- _Supplied data_:
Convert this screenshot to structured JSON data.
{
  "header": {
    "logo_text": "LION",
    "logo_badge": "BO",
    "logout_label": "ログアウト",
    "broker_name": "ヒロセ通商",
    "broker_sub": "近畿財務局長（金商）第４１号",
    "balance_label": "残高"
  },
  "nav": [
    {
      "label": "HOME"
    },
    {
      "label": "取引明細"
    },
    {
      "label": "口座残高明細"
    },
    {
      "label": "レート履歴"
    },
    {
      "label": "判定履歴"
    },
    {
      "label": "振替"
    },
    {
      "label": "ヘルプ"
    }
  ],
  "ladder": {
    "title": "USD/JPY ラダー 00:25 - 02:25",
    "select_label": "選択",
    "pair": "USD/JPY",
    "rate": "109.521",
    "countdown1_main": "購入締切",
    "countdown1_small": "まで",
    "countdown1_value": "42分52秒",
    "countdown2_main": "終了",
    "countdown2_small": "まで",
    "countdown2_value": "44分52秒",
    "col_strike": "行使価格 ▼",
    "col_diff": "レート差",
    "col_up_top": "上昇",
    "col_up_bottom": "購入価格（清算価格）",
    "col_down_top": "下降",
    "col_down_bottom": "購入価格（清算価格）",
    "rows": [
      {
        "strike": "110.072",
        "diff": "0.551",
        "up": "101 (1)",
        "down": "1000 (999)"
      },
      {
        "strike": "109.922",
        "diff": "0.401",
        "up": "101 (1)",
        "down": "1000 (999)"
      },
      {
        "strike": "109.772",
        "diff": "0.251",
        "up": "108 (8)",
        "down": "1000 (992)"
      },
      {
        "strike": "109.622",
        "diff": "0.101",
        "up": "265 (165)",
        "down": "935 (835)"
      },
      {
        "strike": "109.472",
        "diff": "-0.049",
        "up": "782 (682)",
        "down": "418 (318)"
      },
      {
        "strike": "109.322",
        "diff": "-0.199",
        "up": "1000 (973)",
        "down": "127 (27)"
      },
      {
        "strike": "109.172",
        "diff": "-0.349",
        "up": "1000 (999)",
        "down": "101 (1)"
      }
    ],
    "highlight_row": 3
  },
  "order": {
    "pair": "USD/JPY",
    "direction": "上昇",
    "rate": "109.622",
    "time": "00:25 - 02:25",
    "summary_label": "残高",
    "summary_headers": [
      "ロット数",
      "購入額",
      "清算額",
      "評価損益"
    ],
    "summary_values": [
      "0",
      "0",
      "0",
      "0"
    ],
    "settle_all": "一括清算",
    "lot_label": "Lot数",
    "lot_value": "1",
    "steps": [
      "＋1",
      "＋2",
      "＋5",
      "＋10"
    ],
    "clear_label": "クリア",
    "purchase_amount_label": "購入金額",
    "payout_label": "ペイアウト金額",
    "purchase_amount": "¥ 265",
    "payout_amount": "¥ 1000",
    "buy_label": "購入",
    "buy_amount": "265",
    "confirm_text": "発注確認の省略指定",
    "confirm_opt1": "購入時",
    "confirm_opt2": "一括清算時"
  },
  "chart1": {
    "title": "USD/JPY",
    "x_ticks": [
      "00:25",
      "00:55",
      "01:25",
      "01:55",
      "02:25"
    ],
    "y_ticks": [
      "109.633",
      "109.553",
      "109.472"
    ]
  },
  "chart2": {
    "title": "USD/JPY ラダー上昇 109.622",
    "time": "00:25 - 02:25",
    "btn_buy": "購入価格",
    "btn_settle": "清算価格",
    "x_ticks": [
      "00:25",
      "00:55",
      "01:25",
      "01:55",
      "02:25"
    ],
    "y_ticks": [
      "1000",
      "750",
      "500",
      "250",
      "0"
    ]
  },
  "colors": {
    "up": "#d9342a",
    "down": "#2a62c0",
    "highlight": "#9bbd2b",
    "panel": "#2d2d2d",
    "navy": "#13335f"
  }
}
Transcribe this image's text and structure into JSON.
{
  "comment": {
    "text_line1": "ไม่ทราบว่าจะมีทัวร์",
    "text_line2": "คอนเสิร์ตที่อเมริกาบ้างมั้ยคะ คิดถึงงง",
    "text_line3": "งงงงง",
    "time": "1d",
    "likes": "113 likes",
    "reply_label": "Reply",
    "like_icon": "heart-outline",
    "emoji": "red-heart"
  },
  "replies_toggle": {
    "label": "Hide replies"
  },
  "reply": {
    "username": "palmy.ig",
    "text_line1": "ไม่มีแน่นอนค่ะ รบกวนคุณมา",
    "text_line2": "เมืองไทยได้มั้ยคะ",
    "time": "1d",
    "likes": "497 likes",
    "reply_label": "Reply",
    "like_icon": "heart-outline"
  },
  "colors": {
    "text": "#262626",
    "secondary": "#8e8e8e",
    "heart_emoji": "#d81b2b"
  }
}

- _Required task_: Restate the data above word for word.

- _Task result_:
Convert this screenshot to structured JSON data.
{
  "header": {
    "logo_text": "LION",
    "logo_badge": "BO",
    "logout_label": "ログアウト",
    "broker_name": "ヒロセ通商",
    "broker_sub": "近畿財務局長（金商）第４１号",
    "balance_label": "残高"
  },
  "nav": [
    {
      "label": "HOME"
    },
    {
      "label": "取引明細"
    },
    {
      "label": "口座残高明細"
    },
    {
      "label": "レート履歴"
    },
    {
      "label": "判定履歴"
    },
    {
      "label": "振替"
    },
    {
      "label": "ヘルプ"
    }
  ],
  "ladder": {
    "title": "USD/JPY ラダー 00:25 - 02:25",
    "select_label": "選択",
    "pair": "USD/JPY",
    "rate": "109.521",
    "countdown1_main": "購入締切",
    "countdown1_small": "まで",
    "countdown1_value": "42分52秒",
    "countdown2_main": "終了",
    "countdown2_small": "まで",
    "countdown2_value": "44分52秒",
    "col_strike": "行使価格 ▼",
    "col_diff": "レート差",
    "col_up_top": "上昇",
    "col_up_bottom": "購入価格（清算価格）",
    "col_down_top": "下降",
    "col_down_bottom": "購入価格（清算価格）",
    "rows": [
      {
        "strike": "110.072",
        "diff": "0.551",
        "up": "101 (1)",
        "down": "1000 (999)"
      },
      {
        "strike": "109.922",
        "diff": "0.401",
        "up": "101 (1)",
        "down": "1000 (999)"
      },
      {
        "strike": "109.772",
        "diff": "0.251",
        "up": "108 (8)",
        "down": "1000 (992)"
      },
      {
        "strike": "109.622",
        "diff": "0.101",
        "up": "265 (165)",
        "down": "935 (835)"
      },
      {
        "strike": "109.472",
        "diff": "-0.049",
        "up": "782 (682)",
        "down": "418 (318)"
      },
      {
        "strike": "109.322",
        "diff": "-0.199",
        "up": "1000 (973)",
        "down": "127 (27)"
      },
      {
        "strike": "109.172",
        "diff": "-0.349",
        "up": "1000 (999)",
        "down": "101 (1)"
      }
    ],
    "highlight_row": 3
  },
  "order": {
    "pair": "USD/JPY",
    "direction": "上昇",
    "rate": "109.622",
    "time": "00:25 - 02:25",
    "summary_label": "残高",
    "summary_headers": [
      "ロット数",
      "購入額",
      "清算額",
      "評価損益"
    ],
    "summary_values": [
      "0",
      "0",
      "0",
      "0"
    ],
    "settle_all": "一括清算",
    "lot_label": "Lot数",
    "lot_value": "1",
    "steps": [
      "＋1",
      "＋2",
      "＋5",
      "＋10"
    ],
    "clear_label": "クリア",
    "purchase_amount_label": "購入金額",
    "payout_label": "ペイアウト金額",
    "purchase_amount": "¥ 265",
    "payout_amount": "¥ 1000",
    "buy_label": "購入",
    "buy_amount": "265",
    "confirm_text": "発注確認の省略指定",
    "confirm_opt1": "購入時",
    "confirm_opt2": "一括清算時"
  },
  "chart1": {
    "title": "USD/JPY",
    "x_ticks": [
      "00:25",
      "00:55",
      "01:25",
      "01:55",
      "02:25"
    ],
    "y_ticks": [
      "109.633",
      "109.553",
      "109.472"
    ]
  },
  "chart2": {
    "title": "USD/JPY ラダー上昇 109.622",
    "time": "00:25 - 02:25",
    "btn_buy": "購入価格",
    "btn_settle": "清算価格",
    "x_ticks": [
      "00:25",
      "00:55",
      "01:25",
      "01:55",
      "02:25"
    ],
    "y_ticks": [
      "1000",
      "750",
      "500",
      "250",
      "0"
    ]
  },
  "colors": {
    "up": "#d9342a",
    "down": "#2a62c0",
    "highlight": "#9bbd2b",
    "panel": "#2d2d2d",
    "navy": "#13335f"
  }
}
Transcribe this image's text and structure into JSON.
{
  "comment": {
    "text_line1": "ไม่ทราบว่าจะมีทัวร์",
    "text_line2": "คอนเสิร์ตที่อเมริกาบ้างมั้ยคะ คิดถึงงง",
    "text_line3": "งงงงง",
    "time": "1d",
    "likes": "113 likes",
    "reply_label": "Reply",
    "like_icon": "heart-outline",
    "emoji": "red-heart"
  },
  "replies_toggle": {
    "label": "Hide replies"
  },
  "reply": {
    "username": "palmy.ig",
    "text_line1": "ไม่มีแน่นอนค่ะ รบกวนคุณมา",
    "text_line2": "เมืองไทยได้มั้ยคะ",
    "time": "1d",
    "likes": "497 likes",
    "reply_label": "Reply",
    "like_icon": "heart-outline"
  },
  "colors": {
    "text": "#262626",
    "secondary": "#8e8e8e",
    "heart_emoji": "#d81b2b"
  }
}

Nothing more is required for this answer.